Task description: In your copy of the data, omit the pictures and keep all else exactly as given.

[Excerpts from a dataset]
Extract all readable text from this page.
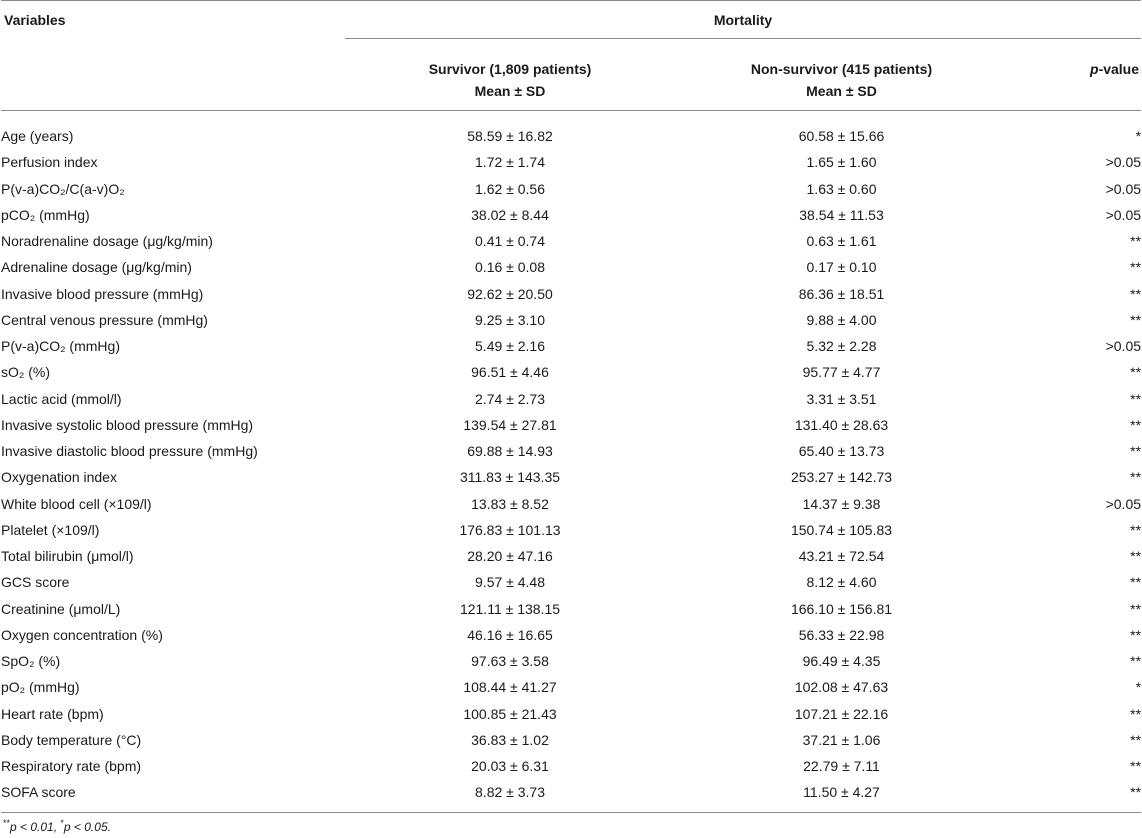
Variables	Mortality		
	Survivor (1,809 patients)	Non-survivor (415 patients)	p-value
	Mean ± SD	Mean ± SD	

Age (years)	58.59 ± 16.82	60.58 ± 15.66	*
Perfusion index	1.72 ± 1.74	1.65 ± 1.60	>0.05
P(v-a)CO₂/C(a-v)O₂	1.62 ± 0.56	1.63 ± 0.60	>0.05
pCO₂ (mmHg)	38.02 ± 8.44	38.54 ± 11.53	>0.05
Noradrenaline dosage (μg/kg/min)	0.41 ± 0.74	0.63 ± 1.61	**
Adrenaline dosage (μg/kg/min)	0.16 ± 0.08	0.17 ± 0.10	**
Invasive blood pressure (mmHg)	92.62 ± 20.50	86.36 ± 18.51	**
Central venous pressure (mmHg)	9.25 ± 3.10	9.88 ± 4.00	**
P(v-a)CO₂ (mmHg)	5.49 ± 2.16	5.32 ± 2.28	>0.05
sO₂ (%)	96.51 ± 4.46	95.77 ± 4.77	**
Lactic acid (mmol/l)	2.74 ± 2.73	3.31 ± 3.51	**
Invasive systolic blood pressure (mmHg)	139.54 ± 27.81	131.40 ± 28.63	**
Invasive diastolic blood pressure (mmHg)	69.88 ± 14.93	65.40 ± 13.73	**
Oxygenation index	311.83 ± 143.35	253.27 ± 142.73	**
White blood cell (×109/l)	13.83 ± 8.52	14.37 ± 9.38	>0.05
Platelet (×109/l)	176.83 ± 101.13	150.74 ± 105.83	**
Total bilirubin (μmol/l)	28.20 ± 47.16	43.21 ± 72.54	**
GCS score	9.57 ± 4.48	8.12 ± 4.60	**
Creatinine (μmol/L)	121.11 ± 138.15	166.10 ± 156.81	**
Oxygen concentration (%)	46.16 ± 16.65	56.33 ± 22.98	**
SpO₂ (%)	97.63 ± 3.58	96.49 ± 4.35	**
pO₂ (mmHg)	108.44 ± 41.27	102.08 ± 47.63	*
Heart rate (bpm)	100.85 ± 21.43	107.21 ± 22.16	**
Body temperature (°C)	36.83 ± 1.02	37.21 ± 1.06	**
Respiratory rate (bpm)	20.03 ± 6.31	22.79 ± 7.11	**
SOFA score	8.82 ± 3.73	11.50 ± 4.27	**
**p < 0.01, *p < 0.05.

Your solution:
Extract all readable text from this page.
Variables	Mortality		
	Survivor (1,809 patients)	Non-survivor (415 patients)	p-value
	Mean ± SD	Mean ± SD	

Age (years)	58.59 ± 16.82	60.58 ± 15.66	*
Perfusion index	1.72 ± 1.74	1.65 ± 1.60	>0.05
P(v-a)CO₂/C(a-v)O₂	1.62 ± 0.56	1.63 ± 0.60	>0.05
pCO₂ (mmHg)	38.02 ± 8.44	38.54 ± 11.53	>0.05
Noradrenaline dosage (μg/kg/min)	0.41 ± 0.74	0.63 ± 1.61	**
Adrenaline dosage (μg/kg/min)	0.16 ± 0.08	0.17 ± 0.10	**
Invasive blood pressure (mmHg)	92.62 ± 20.50	86.36 ± 18.51	**
Central venous pressure (mmHg)	9.25 ± 3.10	9.88 ± 4.00	**
P(v-a)CO₂ (mmHg)	5.49 ± 2.16	5.32 ± 2.28	>0.05
sO₂ (%)	96.51 ± 4.46	95.77 ± 4.77	**
Lactic acid (mmol/l)	2.74 ± 2.73	3.31 ± 3.51	**
Invasive systolic blood pressure (mmHg)	139.54 ± 27.81	131.40 ± 28.63	**
Invasive diastolic blood pressure (mmHg)	69.88 ± 14.93	65.40 ± 13.73	**
Oxygenation index	311.83 ± 143.35	253.27 ± 142.73	**
White blood cell (×109/l)	13.83 ± 8.52	14.37 ± 9.38	>0.05
Platelet (×109/l)	176.83 ± 101.13	150.74 ± 105.83	**
Total bilirubin (μmol/l)	28.20 ± 47.16	43.21 ± 72.54	**
GCS score	9.57 ± 4.48	8.12 ± 4.60	**
Creatinine (μmol/L)	121.11 ± 138.15	166.10 ± 156.81	**
Oxygen concentration (%)	46.16 ± 16.65	56.33 ± 22.98	**
SpO₂ (%)	97.63 ± 3.58	96.49 ± 4.35	**
pO₂ (mmHg)	108.44 ± 41.27	102.08 ± 47.63	*
Heart rate (bpm)	100.85 ± 21.43	107.21 ± 22.16	**
Body temperature (°C)	36.83 ± 1.02	37.21 ± 1.06	**
Respiratory rate (bpm)	20.03 ± 6.31	22.79 ± 7.11	**
SOFA score	8.82 ± 3.73	11.50 ± 4.27	**
**p < 0.01, *p < 0.05.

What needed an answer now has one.